-- BEGIN --

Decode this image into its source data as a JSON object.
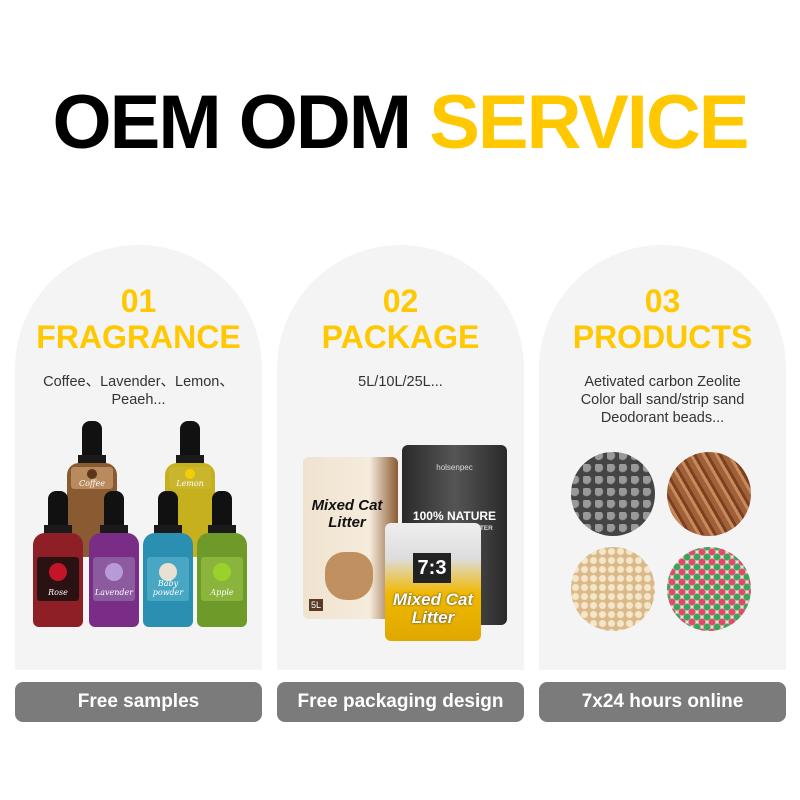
{
  "title": {
    "part1": "OEM ODM",
    "part2": "SERVICE"
  },
  "colors": {
    "accent": "#ffc800",
    "card_bg": "#f4f4f4",
    "button_bg": "#7b7b7b"
  },
  "cards": [
    {
      "number": "01",
      "heading": "FRAGRANCE",
      "description": "Coffee、Lavender、Lemon、Peaeh...",
      "button": "Free samples",
      "bottles": [
        "Rose",
        "Lavender",
        "Baby powder",
        "Apple",
        "Coffee",
        "Lemon"
      ]
    },
    {
      "number": "02",
      "heading": "PACKAGE",
      "description": "5L/10L/25L...",
      "button": "Free packaging design",
      "packages": {
        "bag1": "Mixed Cat Litter",
        "bag1_size": "5L",
        "bag2_brand": "holsenpec",
        "bag2": "100% NATURE",
        "bag2_sub": "BENTONITE CAT LITTER",
        "bag3_ratio": "7:3",
        "bag3": "Mixed Cat Litter"
      }
    },
    {
      "number": "03",
      "heading": "PRODUCTS",
      "description_lines": [
        "Aetivated carbon Zeolite",
        "Color ball sand/strip sand",
        "Deodorant beads..."
      ],
      "button": "7x24 hours online"
    }
  ]
}
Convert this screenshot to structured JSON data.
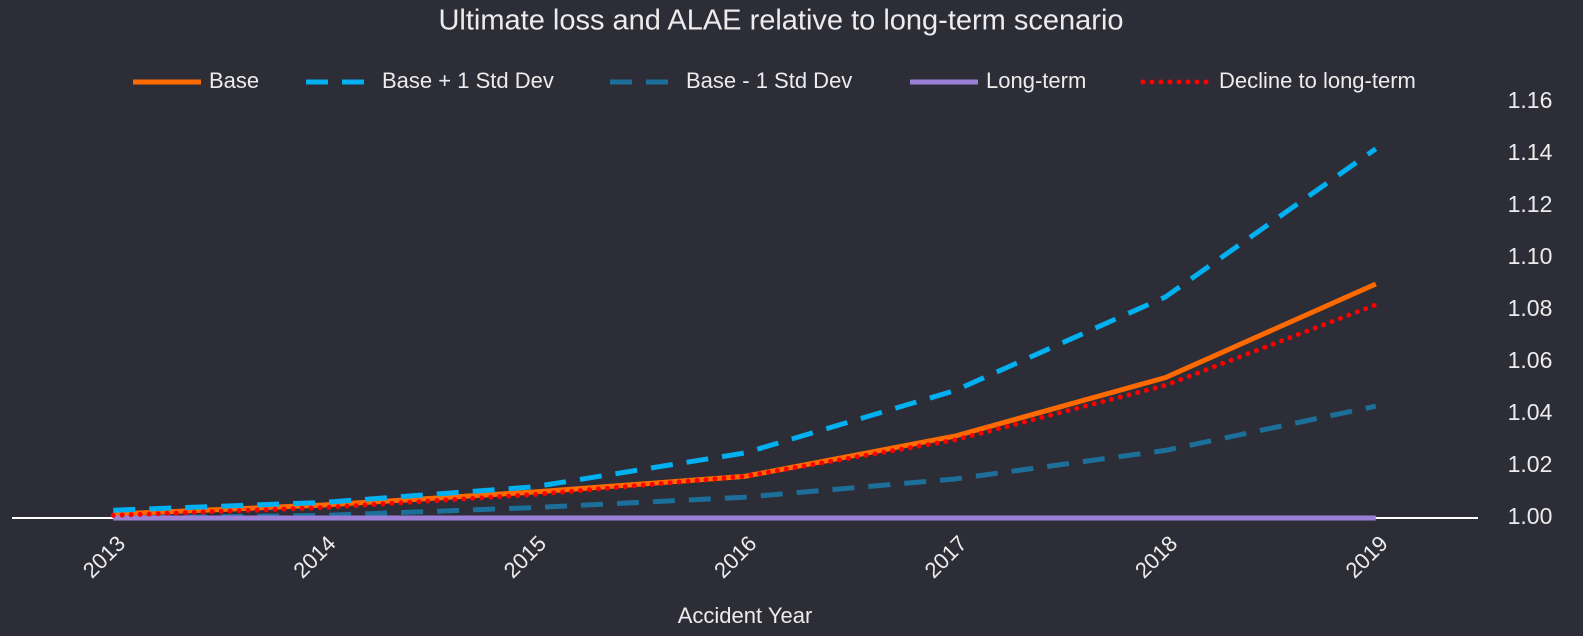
{
  "chart_data": {
    "type": "line",
    "title": "Ultimate loss and ALAE relative to long-term scenario",
    "x_label": "Accident Year",
    "categories": [
      "2013",
      "2014",
      "2015",
      "2016",
      "2017",
      "2018",
      "2019"
    ],
    "series": [
      {
        "name": "Base",
        "color": "#ff6a00",
        "dash": "solid",
        "values": [
          1.0015,
          1.005,
          1.01,
          1.016,
          1.0315,
          1.054,
          1.09
        ]
      },
      {
        "name": "Base + 1 Std Dev",
        "color": "#00b0f0",
        "dash": "dashed",
        "values": [
          1.003,
          1.006,
          1.012,
          1.025,
          1.049,
          1.085,
          1.142
        ]
      },
      {
        "name": "Base - 1 Std Dev",
        "color": "#1b6f98",
        "dash": "dashed",
        "values": [
          1.0,
          1.001,
          1.004,
          1.008,
          1.015,
          1.026,
          1.043
        ]
      },
      {
        "name": "Long-term",
        "color": "#9b7fd4",
        "dash": "solid",
        "values": [
          1,
          1,
          1,
          1,
          1,
          1,
          1
        ]
      },
      {
        "name": "Decline to long-term",
        "color": "#ff0000",
        "dash": "dotted",
        "values": [
          1.001,
          1.004,
          1.009,
          1.016,
          1.03,
          1.051,
          1.082
        ]
      }
    ],
    "ylim": [
      1.0,
      1.16
    ],
    "yticks": [
      {
        "value": 1.0,
        "label": "1.00"
      },
      {
        "value": 1.02,
        "label": "1.02"
      },
      {
        "value": 1.04,
        "label": "1.04"
      },
      {
        "value": 1.06,
        "label": "1.06"
      },
      {
        "value": 1.08,
        "label": "1.08"
      },
      {
        "value": 1.1,
        "label": "1.10"
      },
      {
        "value": 1.12,
        "label": "1.12"
      },
      {
        "value": 1.14,
        "label": "1.14"
      },
      {
        "value": 1.16,
        "label": "1.16"
      }
    ],
    "y_axis_side": "right",
    "legend": "top",
    "grid": false
  }
}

-- END --

All of the entries above should be copied exactly, except for the pictures.

Decode this image into its source data as a JSON object.
{
  "title": {
    "part1": "OEM ODM",
    "part2": "SERVICE"
  },
  "colors": {
    "accent": "#ffc800",
    "card_bg": "#f4f4f4",
    "button_bg": "#7b7b7b"
  },
  "cards": [
    {
      "number": "01",
      "heading": "FRAGRANCE",
      "description": "Coffee、Lavender、Lemon、Peaeh...",
      "button": "Free samples",
      "bottles": [
        "Rose",
        "Lavender",
        "Baby powder",
        "Apple",
        "Coffee",
        "Lemon"
      ]
    },
    {
      "number": "02",
      "heading": "PACKAGE",
      "description": "5L/10L/25L...",
      "button": "Free packaging design",
      "packages": {
        "bag1": "Mixed Cat Litter",
        "bag1_size": "5L",
        "bag2_brand": "holsenpec",
        "bag2": "100% NATURE",
        "bag2_sub": "BENTONITE CAT LITTER",
        "bag3_ratio": "7:3",
        "bag3": "Mixed Cat Litter"
      }
    },
    {
      "number": "03",
      "heading": "PRODUCTS",
      "description_lines": [
        "Aetivated carbon Zeolite",
        "Color ball sand/strip sand",
        "Deodorant beads..."
      ],
      "button": "7x24 hours online"
    }
  ]
}
Convert this screenshot to structured JSON data.
{
  "chart_data": {
    "type": "line",
    "title": "Ultimate loss and ALAE relative to long-term scenario",
    "x_label": "Accident Year",
    "categories": [
      "2013",
      "2014",
      "2015",
      "2016",
      "2017",
      "2018",
      "2019"
    ],
    "series": [
      {
        "name": "Base",
        "color": "#ff6a00",
        "dash": "solid",
        "values": [
          1.0015,
          1.005,
          1.01,
          1.016,
          1.0315,
          1.054,
          1.09
        ]
      },
      {
        "name": "Base + 1 Std Dev",
        "color": "#00b0f0",
        "dash": "dashed",
        "values": [
          1.003,
          1.006,
          1.012,
          1.025,
          1.049,
          1.085,
          1.142
        ]
      },
      {
        "name": "Base - 1 Std Dev",
        "color": "#1b6f98",
        "dash": "dashed",
        "values": [
          1.0,
          1.001,
          1.004,
          1.008,
          1.015,
          1.026,
          1.043
        ]
      },
      {
        "name": "Long-term",
        "color": "#9b7fd4",
        "dash": "solid",
        "values": [
          1,
          1,
          1,
          1,
          1,
          1,
          1
        ]
      },
      {
        "name": "Decline to long-term",
        "color": "#ff0000",
        "dash": "dotted",
        "values": [
          1.001,
          1.004,
          1.009,
          1.016,
          1.03,
          1.051,
          1.082
        ]
      }
    ],
    "ylim": [
      1.0,
      1.16
    ],
    "yticks": [
      {
        "value": 1.0,
        "label": "1.00"
      },
      {
        "value": 1.02,
        "label": "1.02"
      },
      {
        "value": 1.04,
        "label": "1.04"
      },
      {
        "value": 1.06,
        "label": "1.06"
      },
      {
        "value": 1.08,
        "label": "1.08"
      },
      {
        "value": 1.1,
        "label": "1.10"
      },
      {
        "value": 1.12,
        "label": "1.12"
      },
      {
        "value": 1.14,
        "label": "1.14"
      },
      {
        "value": 1.16,
        "label": "1.16"
      }
    ],
    "y_axis_side": "right",
    "legend": "top",
    "grid": false
  }
}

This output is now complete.